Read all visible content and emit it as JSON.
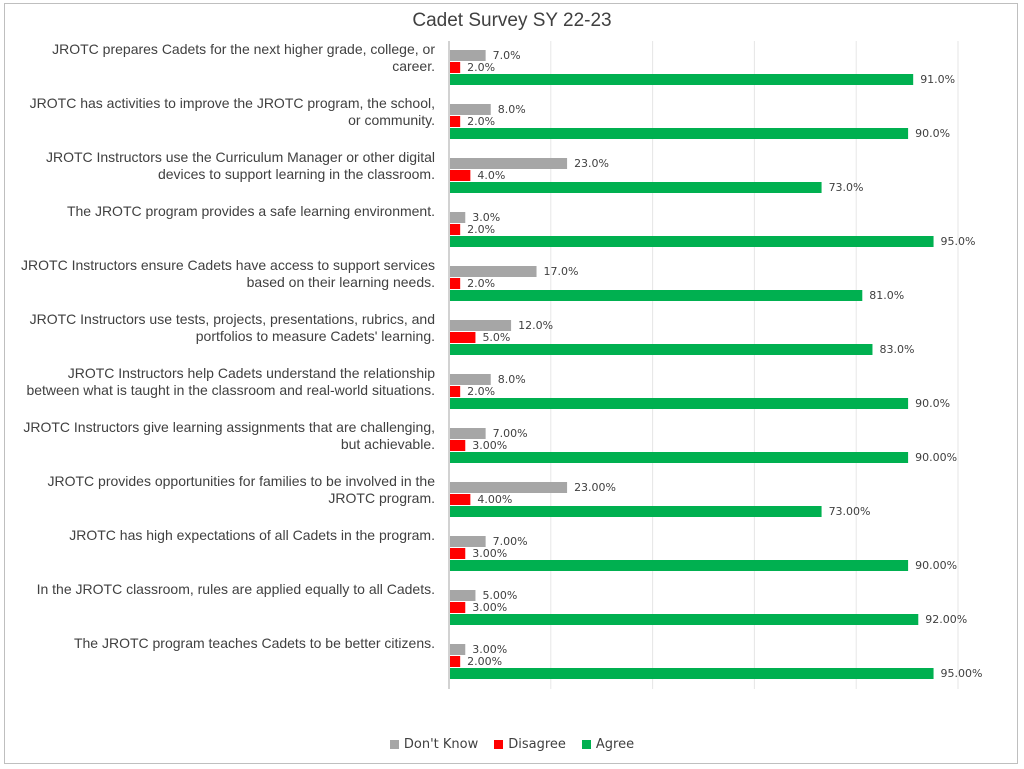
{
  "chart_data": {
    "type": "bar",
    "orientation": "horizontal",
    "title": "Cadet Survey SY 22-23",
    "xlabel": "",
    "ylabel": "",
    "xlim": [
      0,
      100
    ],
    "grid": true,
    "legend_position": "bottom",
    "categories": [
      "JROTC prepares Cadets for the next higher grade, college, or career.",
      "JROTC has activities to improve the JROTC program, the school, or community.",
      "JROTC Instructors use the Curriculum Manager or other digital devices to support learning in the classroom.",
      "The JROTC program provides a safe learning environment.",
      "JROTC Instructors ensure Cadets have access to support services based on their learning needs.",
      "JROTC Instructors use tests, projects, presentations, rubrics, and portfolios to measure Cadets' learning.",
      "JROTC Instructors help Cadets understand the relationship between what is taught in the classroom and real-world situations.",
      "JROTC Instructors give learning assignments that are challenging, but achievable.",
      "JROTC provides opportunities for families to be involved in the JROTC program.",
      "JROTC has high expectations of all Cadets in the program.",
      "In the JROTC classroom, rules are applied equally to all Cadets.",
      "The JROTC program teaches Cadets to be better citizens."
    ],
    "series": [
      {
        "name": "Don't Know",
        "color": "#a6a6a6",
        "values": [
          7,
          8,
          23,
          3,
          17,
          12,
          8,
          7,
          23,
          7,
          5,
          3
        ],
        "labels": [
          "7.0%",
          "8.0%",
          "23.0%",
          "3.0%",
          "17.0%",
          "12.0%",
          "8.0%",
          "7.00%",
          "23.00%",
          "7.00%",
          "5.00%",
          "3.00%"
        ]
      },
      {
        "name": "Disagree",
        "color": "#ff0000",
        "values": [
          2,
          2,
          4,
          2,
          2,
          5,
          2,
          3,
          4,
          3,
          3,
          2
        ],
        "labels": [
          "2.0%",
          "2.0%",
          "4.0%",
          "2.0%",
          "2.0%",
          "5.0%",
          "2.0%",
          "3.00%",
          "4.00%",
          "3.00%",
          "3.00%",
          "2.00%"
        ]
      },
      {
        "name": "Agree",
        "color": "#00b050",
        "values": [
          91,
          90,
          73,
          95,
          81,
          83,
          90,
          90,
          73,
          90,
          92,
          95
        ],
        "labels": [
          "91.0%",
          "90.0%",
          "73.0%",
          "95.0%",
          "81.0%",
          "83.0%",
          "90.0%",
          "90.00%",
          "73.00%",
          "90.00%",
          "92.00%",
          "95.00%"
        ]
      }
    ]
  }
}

* [Requirements]:
Report all lines of the data above that include the string "Instructors".

* [Complete response]:
      "JROTC Instructors use the Curriculum Manager or other digital devices to support learning in the classroom.",
      "JROTC Instructors ensure Cadets have access to support services based on their learning needs.",
      "JROTC Instructors use tests, projects, presentations, rubrics, and portfolios to measure Cadets' learning.",
      "JROTC Instructors help Cadets understand the relationship between what is taught in the classroom and real-world situations.",
      "JROTC Instructors give learning assignments that are challenging, but achievable.",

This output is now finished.